***** EXCERPTED DATA *****

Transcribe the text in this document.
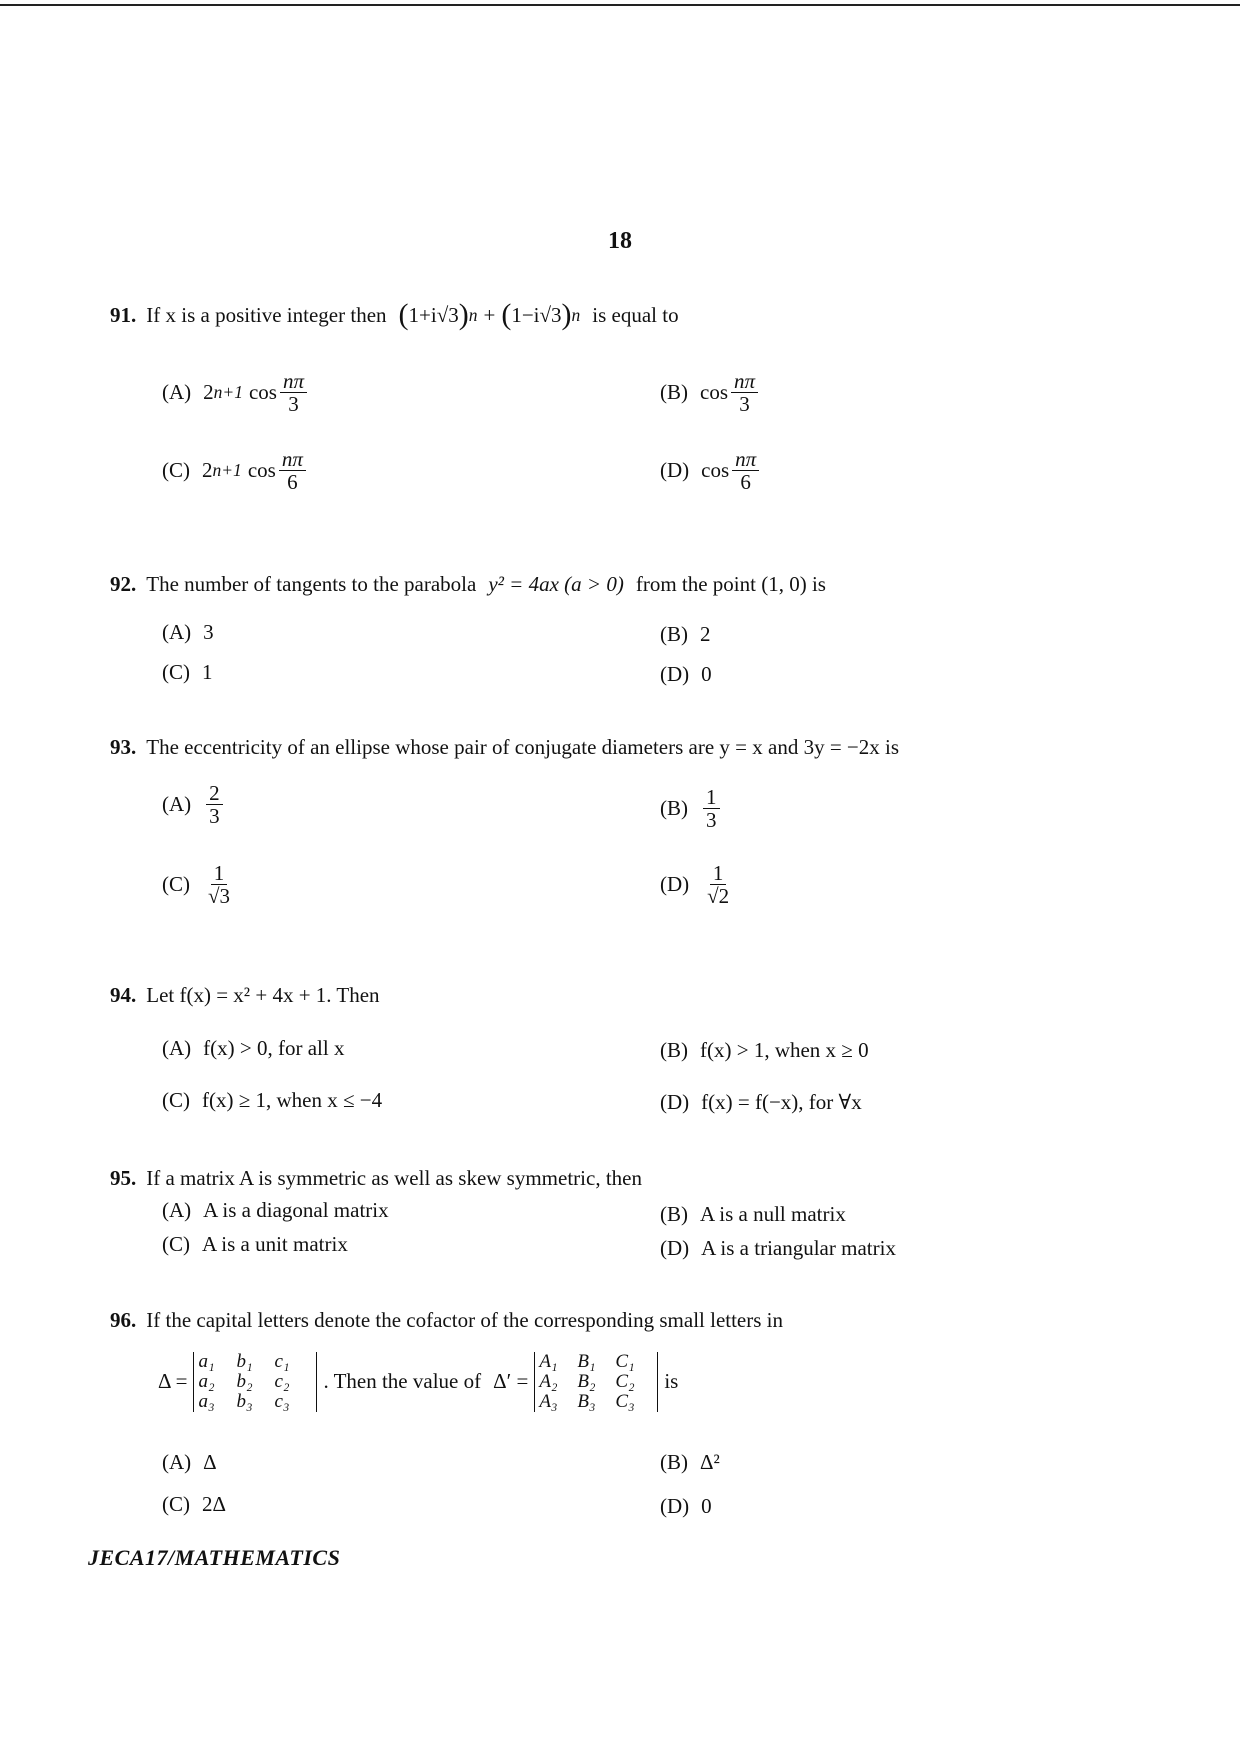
18
91. If x is a positive integer then ( 1+i√3 ) n + ( 1−i√3 ) n is equal to
(A) 2 n+1 $\cos \frac{n\pi}{3}$	(B) $\cos \frac{n\pi}{3}$
(C) 2 n+1 $\cos \frac{n\pi}{6}$	(D) $\cos \frac{n\pi}{6}$
92. The number of tangents to the parabola y² = 4ax (a > 0) from the point (1, 0) is
(A) 3	(B) 2
(C) 1	(D) 0
93. The eccentricity of an ellipse whose pair of conjugate diameters are y = x and 3y = −2x is
$(A) \frac{2}{3}$	$(B) \frac{1}{3}$
$(C) \frac{1}{√3}$	$(D) \frac{1}{√2}$
94. Let f(x) = x² + 4x + 1. Then
(A) f(x) > 0, for all x	(B) f(x) > 1, when x ≥ 0
(C) f(x) ≥ 1, when x ≤ −4	(D) f(x) = f(−x), for ∀x
95. If a matrix A is symmetric as well as skew symmetric, then
(A) A is a diagonal matrix	(B) A is a null matrix
(C) A is a unit matrix	(D) A is a triangular matrix
96. If the capital letters denote the cofactor of the corresponding small letters in
Δ =
a₁	b₁	c₁
a₂	b₂	c₂
a₃	b₃	c₃
. Then the value of Δ′ =
A₁	B₁	C₁
A₂	B₂	C₂
A₃	B₃	C₃
is
(A) Δ	(B) Δ²
(C) 2Δ	(D) 0
JECA17/MATHEMATICS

*****

◆ **EXERCISE BRIEF**:
What you return should match the records above word for word, minus the pictures.

◆ **RESULT OF THIS TASK**:
Transcribe the text in this document.
18
91. If x is a positive integer then ( 1+i√3 ) n + ( 1−i√3 ) n is equal to
(A) 2 n+1 $\cos \frac{n\pi}{3}$	(B) $\cos \frac{n\pi}{3}$
(C) 2 n+1 $\cos \frac{n\pi}{6}$	(D) $\cos \frac{n\pi}{6}$
92. The number of tangents to the parabola y² = 4ax (a > 0) from the point (1, 0) is
(A) 3	(B) 2
(C) 1	(D) 0
93. The eccentricity of an ellipse whose pair of conjugate diameters are y = x and 3y = −2x is
$(A) \frac{2}{3}$	$(B) \frac{1}{3}$
$(C) \frac{1}{√3}$	$(D) \frac{1}{√2}$
94. Let f(x) = x² + 4x + 1. Then
(A) f(x) > 0, for all x	(B) f(x) > 1, when x ≥ 0
(C) f(x) ≥ 1, when x ≤ −4	(D) f(x) = f(−x), for ∀x
95. If a matrix A is symmetric as well as skew symmetric, then
(A) A is a diagonal matrix	(B) A is a null matrix
(C) A is a unit matrix	(D) A is a triangular matrix
96. If the capital letters denote the cofactor of the corresponding small letters in
Δ =
a₁	b₁	c₁
a₂	b₂	c₂
a₃	b₃	c₃
. Then the value of Δ′ =
A₁	B₁	C₁
A₂	B₂	C₂
A₃	B₃	C₃
is
(A) Δ	(B) Δ²
(C) 2Δ	(D) 0
JECA17/MATHEMATICS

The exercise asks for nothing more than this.